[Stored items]
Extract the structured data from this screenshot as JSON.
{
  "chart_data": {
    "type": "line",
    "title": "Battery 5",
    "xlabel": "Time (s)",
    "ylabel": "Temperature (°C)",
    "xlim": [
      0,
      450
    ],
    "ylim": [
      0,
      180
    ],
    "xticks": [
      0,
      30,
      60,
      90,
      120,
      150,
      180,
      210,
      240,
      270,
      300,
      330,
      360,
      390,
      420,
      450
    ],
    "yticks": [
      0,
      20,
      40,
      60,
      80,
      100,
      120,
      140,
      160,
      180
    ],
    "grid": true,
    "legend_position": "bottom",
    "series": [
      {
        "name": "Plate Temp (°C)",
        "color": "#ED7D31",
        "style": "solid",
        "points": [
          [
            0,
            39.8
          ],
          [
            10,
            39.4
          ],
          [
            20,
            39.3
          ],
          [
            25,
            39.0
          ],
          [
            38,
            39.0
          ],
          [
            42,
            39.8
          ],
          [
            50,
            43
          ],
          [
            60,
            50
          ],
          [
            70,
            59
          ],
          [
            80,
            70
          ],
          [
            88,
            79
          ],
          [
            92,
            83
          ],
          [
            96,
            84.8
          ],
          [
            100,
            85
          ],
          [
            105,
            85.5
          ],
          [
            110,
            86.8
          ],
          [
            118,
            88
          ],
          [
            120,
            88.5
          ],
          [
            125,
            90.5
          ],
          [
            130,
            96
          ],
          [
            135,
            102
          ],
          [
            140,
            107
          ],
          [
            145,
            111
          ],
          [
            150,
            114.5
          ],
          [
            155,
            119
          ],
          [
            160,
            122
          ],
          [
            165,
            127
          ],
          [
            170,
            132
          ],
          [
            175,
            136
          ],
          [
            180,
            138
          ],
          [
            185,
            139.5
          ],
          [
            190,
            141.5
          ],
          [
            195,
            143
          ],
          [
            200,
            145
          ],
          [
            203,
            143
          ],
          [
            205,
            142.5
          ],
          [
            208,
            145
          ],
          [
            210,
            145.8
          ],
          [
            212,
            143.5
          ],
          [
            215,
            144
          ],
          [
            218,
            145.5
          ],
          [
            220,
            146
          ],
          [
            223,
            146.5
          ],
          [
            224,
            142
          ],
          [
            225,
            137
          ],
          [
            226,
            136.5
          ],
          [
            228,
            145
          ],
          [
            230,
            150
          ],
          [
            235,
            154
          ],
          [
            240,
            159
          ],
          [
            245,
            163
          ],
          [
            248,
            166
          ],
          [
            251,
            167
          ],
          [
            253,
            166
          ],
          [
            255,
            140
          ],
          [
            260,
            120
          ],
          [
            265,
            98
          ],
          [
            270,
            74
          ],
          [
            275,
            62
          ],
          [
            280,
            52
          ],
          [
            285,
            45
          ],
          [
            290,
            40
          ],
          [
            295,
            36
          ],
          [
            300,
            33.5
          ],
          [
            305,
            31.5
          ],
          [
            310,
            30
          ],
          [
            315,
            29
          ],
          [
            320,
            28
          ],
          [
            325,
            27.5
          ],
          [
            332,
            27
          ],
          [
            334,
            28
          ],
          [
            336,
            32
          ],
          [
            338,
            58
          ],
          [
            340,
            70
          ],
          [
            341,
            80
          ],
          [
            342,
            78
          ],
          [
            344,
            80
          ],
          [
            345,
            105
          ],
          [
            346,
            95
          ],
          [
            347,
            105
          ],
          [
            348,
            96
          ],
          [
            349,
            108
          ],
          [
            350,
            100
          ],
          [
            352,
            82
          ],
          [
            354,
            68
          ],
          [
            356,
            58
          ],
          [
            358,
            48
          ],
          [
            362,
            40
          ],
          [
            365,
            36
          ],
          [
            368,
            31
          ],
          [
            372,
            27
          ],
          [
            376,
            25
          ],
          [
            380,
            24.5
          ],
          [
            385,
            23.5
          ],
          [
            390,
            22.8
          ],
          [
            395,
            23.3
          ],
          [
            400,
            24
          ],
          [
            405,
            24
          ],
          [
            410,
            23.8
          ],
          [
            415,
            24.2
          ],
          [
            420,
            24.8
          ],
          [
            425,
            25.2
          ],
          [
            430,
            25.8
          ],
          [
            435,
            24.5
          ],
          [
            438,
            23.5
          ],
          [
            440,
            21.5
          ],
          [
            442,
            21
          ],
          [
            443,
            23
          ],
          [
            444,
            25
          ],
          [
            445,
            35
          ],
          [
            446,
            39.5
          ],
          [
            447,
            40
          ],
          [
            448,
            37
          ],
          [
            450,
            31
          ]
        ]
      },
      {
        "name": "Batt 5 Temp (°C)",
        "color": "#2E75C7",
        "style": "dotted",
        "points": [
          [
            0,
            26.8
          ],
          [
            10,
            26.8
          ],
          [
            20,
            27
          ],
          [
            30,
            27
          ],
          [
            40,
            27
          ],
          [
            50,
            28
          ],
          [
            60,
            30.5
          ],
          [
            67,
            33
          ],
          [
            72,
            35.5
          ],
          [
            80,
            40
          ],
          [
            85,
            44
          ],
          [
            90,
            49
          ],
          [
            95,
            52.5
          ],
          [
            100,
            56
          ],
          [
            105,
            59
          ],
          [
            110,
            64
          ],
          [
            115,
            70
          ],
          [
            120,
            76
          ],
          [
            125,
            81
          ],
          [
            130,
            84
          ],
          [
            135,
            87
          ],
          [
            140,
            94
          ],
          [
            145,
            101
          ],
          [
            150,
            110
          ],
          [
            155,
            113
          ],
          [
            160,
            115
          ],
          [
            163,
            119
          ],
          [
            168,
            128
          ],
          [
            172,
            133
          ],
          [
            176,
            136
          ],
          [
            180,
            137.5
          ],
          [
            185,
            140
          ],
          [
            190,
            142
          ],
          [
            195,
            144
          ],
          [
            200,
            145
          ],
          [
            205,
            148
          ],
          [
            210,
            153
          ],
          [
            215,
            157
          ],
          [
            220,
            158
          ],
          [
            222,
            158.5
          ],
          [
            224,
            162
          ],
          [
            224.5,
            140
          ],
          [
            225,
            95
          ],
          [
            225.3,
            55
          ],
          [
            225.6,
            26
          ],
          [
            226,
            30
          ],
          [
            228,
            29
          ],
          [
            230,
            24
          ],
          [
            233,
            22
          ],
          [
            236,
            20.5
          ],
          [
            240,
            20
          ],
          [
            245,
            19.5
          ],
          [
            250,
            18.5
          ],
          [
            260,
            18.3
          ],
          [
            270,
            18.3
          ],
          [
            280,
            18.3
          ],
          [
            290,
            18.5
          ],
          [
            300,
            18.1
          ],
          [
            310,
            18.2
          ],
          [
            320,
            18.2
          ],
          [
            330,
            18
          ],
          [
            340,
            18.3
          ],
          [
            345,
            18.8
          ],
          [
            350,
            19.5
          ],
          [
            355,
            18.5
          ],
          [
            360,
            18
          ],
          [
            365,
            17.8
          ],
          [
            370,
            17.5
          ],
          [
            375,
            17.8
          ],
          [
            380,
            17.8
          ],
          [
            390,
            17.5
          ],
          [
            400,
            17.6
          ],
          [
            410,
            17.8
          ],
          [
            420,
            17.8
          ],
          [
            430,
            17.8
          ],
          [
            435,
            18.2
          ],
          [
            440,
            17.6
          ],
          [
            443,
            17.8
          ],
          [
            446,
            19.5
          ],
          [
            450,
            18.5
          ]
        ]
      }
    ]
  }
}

[The exercise]
All of the records must be retyped exactly as they are.

[Written answer]
Extract the structured data from this screenshot as JSON.
{
  "chart_data": {
    "type": "line",
    "title": "Battery 5",
    "xlabel": "Time (s)",
    "ylabel": "Temperature (°C)",
    "xlim": [
      0,
      450
    ],
    "ylim": [
      0,
      180
    ],
    "xticks": [
      0,
      30,
      60,
      90,
      120,
      150,
      180,
      210,
      240,
      270,
      300,
      330,
      360,
      390,
      420,
      450
    ],
    "yticks": [
      0,
      20,
      40,
      60,
      80,
      100,
      120,
      140,
      160,
      180
    ],
    "grid": true,
    "legend_position": "bottom",
    "series": [
      {
        "name": "Plate Temp (°C)",
        "color": "#ED7D31",
        "style": "solid",
        "points": [
          [
            0,
            39.8
          ],
          [
            10,
            39.4
          ],
          [
            20,
            39.3
          ],
          [
            25,
            39.0
          ],
          [
            38,
            39.0
          ],
          [
            42,
            39.8
          ],
          [
            50,
            43
          ],
          [
            60,
            50
          ],
          [
            70,
            59
          ],
          [
            80,
            70
          ],
          [
            88,
            79
          ],
          [
            92,
            83
          ],
          [
            96,
            84.8
          ],
          [
            100,
            85
          ],
          [
            105,
            85.5
          ],
          [
            110,
            86.8
          ],
          [
            118,
            88
          ],
          [
            120,
            88.5
          ],
          [
            125,
            90.5
          ],
          [
            130,
            96
          ],
          [
            135,
            102
          ],
          [
            140,
            107
          ],
          [
            145,
            111
          ],
          [
            150,
            114.5
          ],
          [
            155,
            119
          ],
          [
            160,
            122
          ],
          [
            165,
            127
          ],
          [
            170,
            132
          ],
          [
            175,
            136
          ],
          [
            180,
            138
          ],
          [
            185,
            139.5
          ],
          [
            190,
            141.5
          ],
          [
            195,
            143
          ],
          [
            200,
            145
          ],
          [
            203,
            143
          ],
          [
            205,
            142.5
          ],
          [
            208,
            145
          ],
          [
            210,
            145.8
          ],
          [
            212,
            143.5
          ],
          [
            215,
            144
          ],
          [
            218,
            145.5
          ],
          [
            220,
            146
          ],
          [
            223,
            146.5
          ],
          [
            224,
            142
          ],
          [
            225,
            137
          ],
          [
            226,
            136.5
          ],
          [
            228,
            145
          ],
          [
            230,
            150
          ],
          [
            235,
            154
          ],
          [
            240,
            159
          ],
          [
            245,
            163
          ],
          [
            248,
            166
          ],
          [
            251,
            167
          ],
          [
            253,
            166
          ],
          [
            255,
            140
          ],
          [
            260,
            120
          ],
          [
            265,
            98
          ],
          [
            270,
            74
          ],
          [
            275,
            62
          ],
          [
            280,
            52
          ],
          [
            285,
            45
          ],
          [
            290,
            40
          ],
          [
            295,
            36
          ],
          [
            300,
            33.5
          ],
          [
            305,
            31.5
          ],
          [
            310,
            30
          ],
          [
            315,
            29
          ],
          [
            320,
            28
          ],
          [
            325,
            27.5
          ],
          [
            332,
            27
          ],
          [
            334,
            28
          ],
          [
            336,
            32
          ],
          [
            338,
            58
          ],
          [
            340,
            70
          ],
          [
            341,
            80
          ],
          [
            342,
            78
          ],
          [
            344,
            80
          ],
          [
            345,
            105
          ],
          [
            346,
            95
          ],
          [
            347,
            105
          ],
          [
            348,
            96
          ],
          [
            349,
            108
          ],
          [
            350,
            100
          ],
          [
            352,
            82
          ],
          [
            354,
            68
          ],
          [
            356,
            58
          ],
          [
            358,
            48
          ],
          [
            362,
            40
          ],
          [
            365,
            36
          ],
          [
            368,
            31
          ],
          [
            372,
            27
          ],
          [
            376,
            25
          ],
          [
            380,
            24.5
          ],
          [
            385,
            23.5
          ],
          [
            390,
            22.8
          ],
          [
            395,
            23.3
          ],
          [
            400,
            24
          ],
          [
            405,
            24
          ],
          [
            410,
            23.8
          ],
          [
            415,
            24.2
          ],
          [
            420,
            24.8
          ],
          [
            425,
            25.2
          ],
          [
            430,
            25.8
          ],
          [
            435,
            24.5
          ],
          [
            438,
            23.5
          ],
          [
            440,
            21.5
          ],
          [
            442,
            21
          ],
          [
            443,
            23
          ],
          [
            444,
            25
          ],
          [
            445,
            35
          ],
          [
            446,
            39.5
          ],
          [
            447,
            40
          ],
          [
            448,
            37
          ],
          [
            450,
            31
          ]
        ]
      },
      {
        "name": "Batt 5 Temp (°C)",
        "color": "#2E75C7",
        "style": "dotted",
        "points": [
          [
            0,
            26.8
          ],
          [
            10,
            26.8
          ],
          [
            20,
            27
          ],
          [
            30,
            27
          ],
          [
            40,
            27
          ],
          [
            50,
            28
          ],
          [
            60,
            30.5
          ],
          [
            67,
            33
          ],
          [
            72,
            35.5
          ],
          [
            80,
            40
          ],
          [
            85,
            44
          ],
          [
            90,
            49
          ],
          [
            95,
            52.5
          ],
          [
            100,
            56
          ],
          [
            105,
            59
          ],
          [
            110,
            64
          ],
          [
            115,
            70
          ],
          [
            120,
            76
          ],
          [
            125,
            81
          ],
          [
            130,
            84
          ],
          [
            135,
            87
          ],
          [
            140,
            94
          ],
          [
            145,
            101
          ],
          [
            150,
            110
          ],
          [
            155,
            113
          ],
          [
            160,
            115
          ],
          [
            163,
            119
          ],
          [
            168,
            128
          ],
          [
            172,
            133
          ],
          [
            176,
            136
          ],
          [
            180,
            137.5
          ],
          [
            185,
            140
          ],
          [
            190,
            142
          ],
          [
            195,
            144
          ],
          [
            200,
            145
          ],
          [
            205,
            148
          ],
          [
            210,
            153
          ],
          [
            215,
            157
          ],
          [
            220,
            158
          ],
          [
            222,
            158.5
          ],
          [
            224,
            162
          ],
          [
            224.5,
            140
          ],
          [
            225,
            95
          ],
          [
            225.3,
            55
          ],
          [
            225.6,
            26
          ],
          [
            226,
            30
          ],
          [
            228,
            29
          ],
          [
            230,
            24
          ],
          [
            233,
            22
          ],
          [
            236,
            20.5
          ],
          [
            240,
            20
          ],
          [
            245,
            19.5
          ],
          [
            250,
            18.5
          ],
          [
            260,
            18.3
          ],
          [
            270,
            18.3
          ],
          [
            280,
            18.3
          ],
          [
            290,
            18.5
          ],
          [
            300,
            18.1
          ],
          [
            310,
            18.2
          ],
          [
            320,
            18.2
          ],
          [
            330,
            18
          ],
          [
            340,
            18.3
          ],
          [
            345,
            18.8
          ],
          [
            350,
            19.5
          ],
          [
            355,
            18.5
          ],
          [
            360,
            18
          ],
          [
            365,
            17.8
          ],
          [
            370,
            17.5
          ],
          [
            375,
            17.8
          ],
          [
            380,
            17.8
          ],
          [
            390,
            17.5
          ],
          [
            400,
            17.6
          ],
          [
            410,
            17.8
          ],
          [
            420,
            17.8
          ],
          [
            430,
            17.8
          ],
          [
            435,
            18.2
          ],
          [
            440,
            17.6
          ],
          [
            443,
            17.8
          ],
          [
            446,
            19.5
          ],
          [
            450,
            18.5
          ]
        ]
      }
    ]
  }
}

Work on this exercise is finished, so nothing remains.